▶ AIM OF THE EXERCISE
Return all lines where the word "name" can be found.

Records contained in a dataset

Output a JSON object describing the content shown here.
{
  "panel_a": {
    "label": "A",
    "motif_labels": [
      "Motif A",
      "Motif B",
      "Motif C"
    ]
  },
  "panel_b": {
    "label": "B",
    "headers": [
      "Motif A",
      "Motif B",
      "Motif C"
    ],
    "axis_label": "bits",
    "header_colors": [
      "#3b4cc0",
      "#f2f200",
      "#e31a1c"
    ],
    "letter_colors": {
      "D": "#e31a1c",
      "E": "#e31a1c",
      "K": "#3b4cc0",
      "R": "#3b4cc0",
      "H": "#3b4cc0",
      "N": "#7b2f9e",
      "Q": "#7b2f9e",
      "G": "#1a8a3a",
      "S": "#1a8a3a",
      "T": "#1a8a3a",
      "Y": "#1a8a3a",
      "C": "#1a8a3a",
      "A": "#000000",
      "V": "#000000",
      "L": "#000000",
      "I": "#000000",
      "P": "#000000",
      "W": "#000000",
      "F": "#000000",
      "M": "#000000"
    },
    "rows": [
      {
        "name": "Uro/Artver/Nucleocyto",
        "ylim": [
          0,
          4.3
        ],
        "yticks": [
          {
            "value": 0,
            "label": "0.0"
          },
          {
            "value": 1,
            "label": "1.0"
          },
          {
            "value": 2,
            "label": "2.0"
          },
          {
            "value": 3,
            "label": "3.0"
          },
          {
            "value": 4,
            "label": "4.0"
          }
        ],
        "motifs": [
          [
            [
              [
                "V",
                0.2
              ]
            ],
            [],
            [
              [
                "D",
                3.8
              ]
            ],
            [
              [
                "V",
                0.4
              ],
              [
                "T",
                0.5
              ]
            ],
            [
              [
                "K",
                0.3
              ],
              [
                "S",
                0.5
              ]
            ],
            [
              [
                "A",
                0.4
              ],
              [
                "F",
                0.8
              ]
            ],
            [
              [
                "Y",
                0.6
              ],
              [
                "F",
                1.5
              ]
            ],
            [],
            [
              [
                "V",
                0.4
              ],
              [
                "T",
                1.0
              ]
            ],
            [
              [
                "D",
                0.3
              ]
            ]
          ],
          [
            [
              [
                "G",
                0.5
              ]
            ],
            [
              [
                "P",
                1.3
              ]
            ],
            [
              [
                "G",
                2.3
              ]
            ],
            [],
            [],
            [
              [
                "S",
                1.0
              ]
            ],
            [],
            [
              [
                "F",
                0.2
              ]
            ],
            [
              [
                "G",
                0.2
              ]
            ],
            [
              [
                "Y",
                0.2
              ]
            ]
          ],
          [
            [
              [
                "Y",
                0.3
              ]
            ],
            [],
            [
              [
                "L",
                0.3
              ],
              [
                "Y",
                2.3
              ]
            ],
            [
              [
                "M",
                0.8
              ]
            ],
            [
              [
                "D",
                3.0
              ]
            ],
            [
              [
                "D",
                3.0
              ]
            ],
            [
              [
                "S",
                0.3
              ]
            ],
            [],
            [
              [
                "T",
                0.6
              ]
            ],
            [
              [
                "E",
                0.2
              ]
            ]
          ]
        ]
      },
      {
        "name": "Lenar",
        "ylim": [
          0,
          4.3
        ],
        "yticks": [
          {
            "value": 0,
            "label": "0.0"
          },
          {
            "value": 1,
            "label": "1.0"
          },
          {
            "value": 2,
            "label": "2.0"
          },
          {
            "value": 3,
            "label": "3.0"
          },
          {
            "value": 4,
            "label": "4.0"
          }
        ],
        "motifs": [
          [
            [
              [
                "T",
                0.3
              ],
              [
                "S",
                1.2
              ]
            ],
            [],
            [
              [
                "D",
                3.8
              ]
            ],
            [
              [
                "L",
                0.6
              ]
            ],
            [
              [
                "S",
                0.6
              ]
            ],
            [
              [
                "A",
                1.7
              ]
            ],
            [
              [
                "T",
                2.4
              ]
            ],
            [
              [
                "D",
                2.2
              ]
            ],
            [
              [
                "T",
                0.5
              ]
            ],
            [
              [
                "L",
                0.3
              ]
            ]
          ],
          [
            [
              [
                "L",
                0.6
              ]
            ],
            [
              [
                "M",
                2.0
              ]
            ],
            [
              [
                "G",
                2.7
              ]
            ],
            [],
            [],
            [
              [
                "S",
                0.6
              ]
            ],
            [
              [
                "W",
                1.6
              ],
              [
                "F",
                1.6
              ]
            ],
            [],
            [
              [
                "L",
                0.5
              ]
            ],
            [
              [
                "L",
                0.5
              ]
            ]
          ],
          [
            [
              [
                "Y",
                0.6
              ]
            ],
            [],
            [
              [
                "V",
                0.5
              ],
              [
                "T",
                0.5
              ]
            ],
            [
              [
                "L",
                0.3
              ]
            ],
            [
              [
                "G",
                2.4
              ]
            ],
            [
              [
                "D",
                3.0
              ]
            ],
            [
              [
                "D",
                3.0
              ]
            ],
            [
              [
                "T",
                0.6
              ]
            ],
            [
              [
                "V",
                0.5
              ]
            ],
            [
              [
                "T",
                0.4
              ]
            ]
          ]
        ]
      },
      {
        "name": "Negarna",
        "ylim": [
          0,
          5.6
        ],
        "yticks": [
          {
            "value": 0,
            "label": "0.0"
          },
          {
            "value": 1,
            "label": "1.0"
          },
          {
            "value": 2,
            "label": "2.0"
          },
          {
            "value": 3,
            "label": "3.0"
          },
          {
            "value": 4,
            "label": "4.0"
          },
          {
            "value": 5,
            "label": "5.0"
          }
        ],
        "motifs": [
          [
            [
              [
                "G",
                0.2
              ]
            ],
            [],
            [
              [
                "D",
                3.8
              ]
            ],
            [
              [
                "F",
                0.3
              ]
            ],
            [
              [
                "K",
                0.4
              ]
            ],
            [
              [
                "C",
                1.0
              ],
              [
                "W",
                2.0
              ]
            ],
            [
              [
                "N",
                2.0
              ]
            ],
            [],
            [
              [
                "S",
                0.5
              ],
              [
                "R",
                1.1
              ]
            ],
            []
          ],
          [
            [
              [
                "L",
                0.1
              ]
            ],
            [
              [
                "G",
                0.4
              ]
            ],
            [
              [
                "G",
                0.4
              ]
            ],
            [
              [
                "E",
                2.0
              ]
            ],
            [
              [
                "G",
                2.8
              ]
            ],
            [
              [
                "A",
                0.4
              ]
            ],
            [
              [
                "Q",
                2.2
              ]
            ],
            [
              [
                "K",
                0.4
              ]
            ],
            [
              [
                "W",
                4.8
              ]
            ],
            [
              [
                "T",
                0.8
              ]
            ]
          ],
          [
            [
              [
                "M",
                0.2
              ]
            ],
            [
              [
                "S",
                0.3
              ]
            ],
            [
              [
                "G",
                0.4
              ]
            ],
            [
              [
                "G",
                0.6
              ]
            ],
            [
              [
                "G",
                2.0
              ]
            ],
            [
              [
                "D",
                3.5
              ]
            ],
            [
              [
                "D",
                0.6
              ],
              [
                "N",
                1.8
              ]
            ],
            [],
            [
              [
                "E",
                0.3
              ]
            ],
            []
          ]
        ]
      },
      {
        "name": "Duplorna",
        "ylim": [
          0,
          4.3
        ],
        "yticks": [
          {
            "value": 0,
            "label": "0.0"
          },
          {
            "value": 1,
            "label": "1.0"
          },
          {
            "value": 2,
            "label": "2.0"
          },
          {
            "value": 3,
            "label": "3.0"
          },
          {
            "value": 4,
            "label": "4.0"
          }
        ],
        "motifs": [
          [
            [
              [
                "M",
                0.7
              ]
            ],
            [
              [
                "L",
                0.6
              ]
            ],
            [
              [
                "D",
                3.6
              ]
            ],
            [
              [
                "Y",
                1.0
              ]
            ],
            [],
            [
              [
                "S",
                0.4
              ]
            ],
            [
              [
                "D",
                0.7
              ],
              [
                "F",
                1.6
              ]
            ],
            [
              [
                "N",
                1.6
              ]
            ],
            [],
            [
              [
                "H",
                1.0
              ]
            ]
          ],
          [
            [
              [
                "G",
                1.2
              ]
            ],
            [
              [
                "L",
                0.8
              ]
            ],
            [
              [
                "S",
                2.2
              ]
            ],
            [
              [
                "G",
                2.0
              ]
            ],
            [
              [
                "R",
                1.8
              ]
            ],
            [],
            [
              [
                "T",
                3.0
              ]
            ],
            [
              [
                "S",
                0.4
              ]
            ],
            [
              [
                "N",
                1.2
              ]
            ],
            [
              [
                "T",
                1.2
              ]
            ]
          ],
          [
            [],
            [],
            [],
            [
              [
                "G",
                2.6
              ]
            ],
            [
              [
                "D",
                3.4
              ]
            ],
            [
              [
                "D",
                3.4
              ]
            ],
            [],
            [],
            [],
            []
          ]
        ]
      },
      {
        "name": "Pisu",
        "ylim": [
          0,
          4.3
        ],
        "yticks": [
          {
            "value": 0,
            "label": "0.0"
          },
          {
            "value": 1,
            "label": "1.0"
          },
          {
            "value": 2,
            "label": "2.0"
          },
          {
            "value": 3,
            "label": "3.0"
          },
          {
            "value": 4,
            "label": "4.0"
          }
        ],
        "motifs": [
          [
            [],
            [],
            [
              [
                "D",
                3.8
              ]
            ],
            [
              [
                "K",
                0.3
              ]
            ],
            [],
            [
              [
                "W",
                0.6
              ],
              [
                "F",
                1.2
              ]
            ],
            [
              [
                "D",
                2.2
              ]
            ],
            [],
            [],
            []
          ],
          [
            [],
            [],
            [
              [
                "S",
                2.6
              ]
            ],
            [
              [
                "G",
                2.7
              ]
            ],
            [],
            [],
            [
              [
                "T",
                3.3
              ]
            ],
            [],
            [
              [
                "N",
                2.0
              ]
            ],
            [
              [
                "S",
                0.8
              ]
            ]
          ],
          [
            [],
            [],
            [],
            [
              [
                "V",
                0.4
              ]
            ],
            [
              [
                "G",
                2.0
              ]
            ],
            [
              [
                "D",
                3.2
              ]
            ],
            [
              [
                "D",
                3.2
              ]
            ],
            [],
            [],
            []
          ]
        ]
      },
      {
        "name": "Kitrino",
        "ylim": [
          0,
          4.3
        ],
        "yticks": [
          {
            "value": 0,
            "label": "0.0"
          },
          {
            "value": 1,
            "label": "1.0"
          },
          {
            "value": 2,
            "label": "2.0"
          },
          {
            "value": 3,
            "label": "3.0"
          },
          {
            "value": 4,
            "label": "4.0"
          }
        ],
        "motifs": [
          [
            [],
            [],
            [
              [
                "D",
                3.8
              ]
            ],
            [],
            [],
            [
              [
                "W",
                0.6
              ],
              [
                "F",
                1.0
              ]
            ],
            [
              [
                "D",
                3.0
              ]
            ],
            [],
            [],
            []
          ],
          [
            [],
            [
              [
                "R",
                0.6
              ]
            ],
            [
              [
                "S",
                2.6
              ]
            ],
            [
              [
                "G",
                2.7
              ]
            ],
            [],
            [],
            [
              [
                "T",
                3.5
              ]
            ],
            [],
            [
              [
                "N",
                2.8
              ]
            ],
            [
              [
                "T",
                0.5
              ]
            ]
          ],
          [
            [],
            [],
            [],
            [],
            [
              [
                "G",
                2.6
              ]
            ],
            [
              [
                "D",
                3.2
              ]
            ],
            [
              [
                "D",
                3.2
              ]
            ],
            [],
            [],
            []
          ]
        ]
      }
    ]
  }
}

▶ TASK RESPONSE
        "name": "Uro/Artver/Nucleocyto",
        "name": "Lenar",
        "name": "Negarna",
        "name": "Duplorna",
        "name": "Pisu",
        "name": "Kitrino",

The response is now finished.